>> Start Data for processing

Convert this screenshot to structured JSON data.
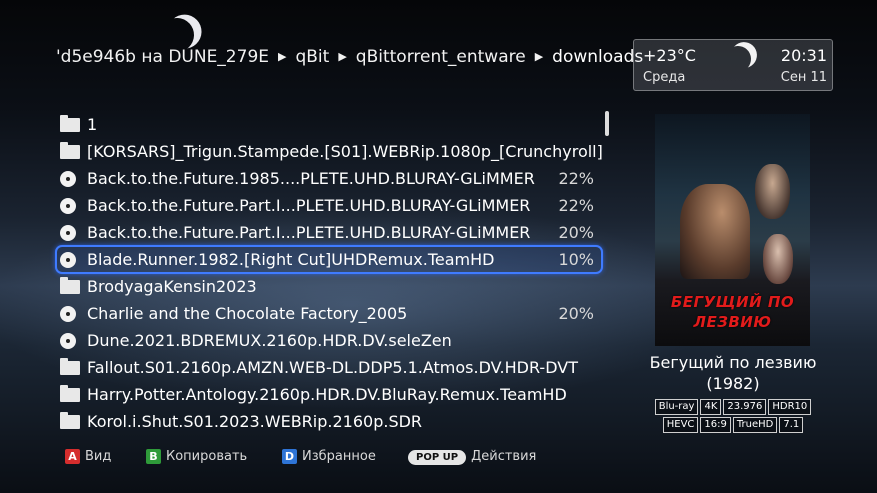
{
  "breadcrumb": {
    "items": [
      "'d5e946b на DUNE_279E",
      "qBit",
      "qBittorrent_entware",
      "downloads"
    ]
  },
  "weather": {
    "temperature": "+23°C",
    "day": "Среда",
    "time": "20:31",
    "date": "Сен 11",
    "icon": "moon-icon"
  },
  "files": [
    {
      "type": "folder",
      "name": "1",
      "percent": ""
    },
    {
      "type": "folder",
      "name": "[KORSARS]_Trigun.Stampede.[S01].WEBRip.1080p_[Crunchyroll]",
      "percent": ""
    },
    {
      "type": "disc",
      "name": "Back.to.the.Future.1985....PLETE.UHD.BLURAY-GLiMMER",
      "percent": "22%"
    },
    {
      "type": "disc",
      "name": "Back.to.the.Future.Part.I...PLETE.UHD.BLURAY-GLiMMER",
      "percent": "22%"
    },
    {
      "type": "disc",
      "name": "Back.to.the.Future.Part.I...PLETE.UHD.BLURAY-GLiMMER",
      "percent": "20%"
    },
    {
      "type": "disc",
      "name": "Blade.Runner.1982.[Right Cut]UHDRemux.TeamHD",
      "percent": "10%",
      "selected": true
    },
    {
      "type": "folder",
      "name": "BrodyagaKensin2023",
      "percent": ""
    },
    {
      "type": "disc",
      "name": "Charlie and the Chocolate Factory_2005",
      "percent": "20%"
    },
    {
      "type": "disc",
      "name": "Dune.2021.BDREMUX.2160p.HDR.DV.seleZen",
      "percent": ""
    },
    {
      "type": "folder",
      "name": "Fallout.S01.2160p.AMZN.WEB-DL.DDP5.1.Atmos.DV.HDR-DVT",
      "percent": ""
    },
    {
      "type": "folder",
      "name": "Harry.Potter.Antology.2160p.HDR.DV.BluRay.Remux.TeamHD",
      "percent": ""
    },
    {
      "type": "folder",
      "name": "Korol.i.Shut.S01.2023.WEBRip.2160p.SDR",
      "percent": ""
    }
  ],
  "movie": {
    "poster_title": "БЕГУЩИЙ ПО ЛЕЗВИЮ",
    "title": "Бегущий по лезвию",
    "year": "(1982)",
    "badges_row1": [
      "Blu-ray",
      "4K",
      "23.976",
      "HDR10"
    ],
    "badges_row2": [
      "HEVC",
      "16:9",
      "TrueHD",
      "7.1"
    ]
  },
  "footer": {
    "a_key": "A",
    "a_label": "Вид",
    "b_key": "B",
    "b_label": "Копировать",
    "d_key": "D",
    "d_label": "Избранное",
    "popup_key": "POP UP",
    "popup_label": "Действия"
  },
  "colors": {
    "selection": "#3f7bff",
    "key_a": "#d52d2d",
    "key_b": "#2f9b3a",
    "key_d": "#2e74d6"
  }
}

>> End Data for processing

| The exercise |
Track down the lines that include the word "TeamHD" and copy them.

| Answer to the task |
      "name": "Blade.Runner.1982.[Right Cut]UHDRemux.TeamHD",
      "name": "Harry.Potter.Antology.2160p.HDR.DV.BluRay.Remux.TeamHD",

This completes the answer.